▸ **Supplied text**
## Begin

[Question] What is range times?

maepopi commented 3 months ago

Hey there!

I'm starting my investigation of your tool as promised in our discussion on the Metavoice repo, and I have a few questions for you! First of all, I was wondering what the "range-times" were referring to? I thought it was the approximate duration of each segmented clip but it doesn't look like it. Also, I have passed a 2:50 audio through the tool, and it came out not segmented.

Maybe I'm doing something wrong?

Thanks :)

davidmartinrius commented 3 months ago

Hi @maepopi please, read this section before: https://github.com/davidmartinrius/speech-dataset-generator?tab=readme-ov-file#the-audio-is-not-always-100-splitted-into-sub-files

maepopi commented 3 months ago

Hey!

Oups sorry I had indeed read this section but I had forgotten it. So I have tried with one, then two enhancers (deepfilter and resembleai), and the audio was still indicated as discarded.

When I tried with mayavoz in addition to the two others, I had a first error saying that the model was gated. I had seen in your readme that you needed to go to the model page on HF to accept the conditions, and that's what I did. I also exported the HF_TOKEN as an environment variable.

## End

▸ **The tasks**
a) From the issue thread about range times, copy out the passage starting with "Maybe I'm doing" and going on through "indicated as discarded." word for word.
b) In the records, take the lines starting with the line with "- first-name-group: First" and going on through the line with "- enquiry-label: Enquiry:: [15, 215, 762, 231]", and write them out with "interactable" swapped for "clickable" and nothing else changed. Give only those lines.

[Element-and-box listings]
## Begin

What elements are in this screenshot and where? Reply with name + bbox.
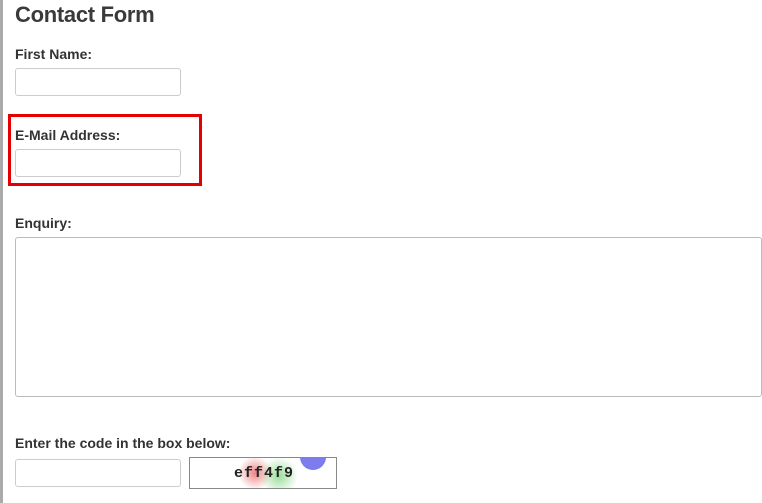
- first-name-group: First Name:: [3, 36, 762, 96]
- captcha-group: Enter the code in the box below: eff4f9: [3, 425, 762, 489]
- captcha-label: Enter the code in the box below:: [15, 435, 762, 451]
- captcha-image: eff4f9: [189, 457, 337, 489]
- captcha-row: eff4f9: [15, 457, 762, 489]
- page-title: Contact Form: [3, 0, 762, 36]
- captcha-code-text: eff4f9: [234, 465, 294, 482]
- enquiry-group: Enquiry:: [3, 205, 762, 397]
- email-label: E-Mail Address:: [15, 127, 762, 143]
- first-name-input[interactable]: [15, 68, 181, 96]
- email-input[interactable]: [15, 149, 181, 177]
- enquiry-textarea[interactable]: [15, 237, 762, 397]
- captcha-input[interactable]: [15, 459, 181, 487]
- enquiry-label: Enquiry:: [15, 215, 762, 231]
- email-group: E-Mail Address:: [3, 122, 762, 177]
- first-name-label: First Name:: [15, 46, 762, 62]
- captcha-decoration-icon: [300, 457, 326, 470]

## End

▸ **Solutions to the exercise**
a)
Maybe I'm doing something wrong?

Thanks :)

davidmartinrius commented 3 months ago

Hi @maepopi please, read this section before: https://github.com/davidmartinrius/speech-dataset-generator?tab=readme-ov-file#the-audio-is-not-always-100-splitted-into-sub-files

maepopi commented 3 months ago

Hey!

Oups sorry I had indeed read this section but I had forgotten it. So I have tried with one, then two enhancers (deepfilter and resembleai), and the audio was still indicated as discarded.

b)
- first-name-group: First Name:: [3, 36, 762, 96]
- captcha-group: Enter the code in the box below: eff4f9: [3, 425, 762, 489]
- captcha-label: Enter the code in the box below:: [15, 435, 762, 451]
- captcha-image: eff4f9: [189, 457, 337, 489]
- captcha-row: eff4f9: [15, 457, 762, 489]
- page-title: Contact Form: [3, 0, 762, 36]
- captcha-code-text: eff4f9: [234, 465, 294, 482]
- enquiry-group: Enquiry:: [3, 205, 762, 397]
- email-label: E-Mail Address:: [15, 127, 762, 143]
- first-name-input[clickable]: [15, 68, 181, 96]
- email-input[clickable]: [15, 149, 181, 177]
- enquiry-textarea[clickable]: [15, 237, 762, 397]
- captcha-input[clickable]: [15, 459, 181, 487]
- enquiry-label: Enquiry:: [15, 215, 762, 231]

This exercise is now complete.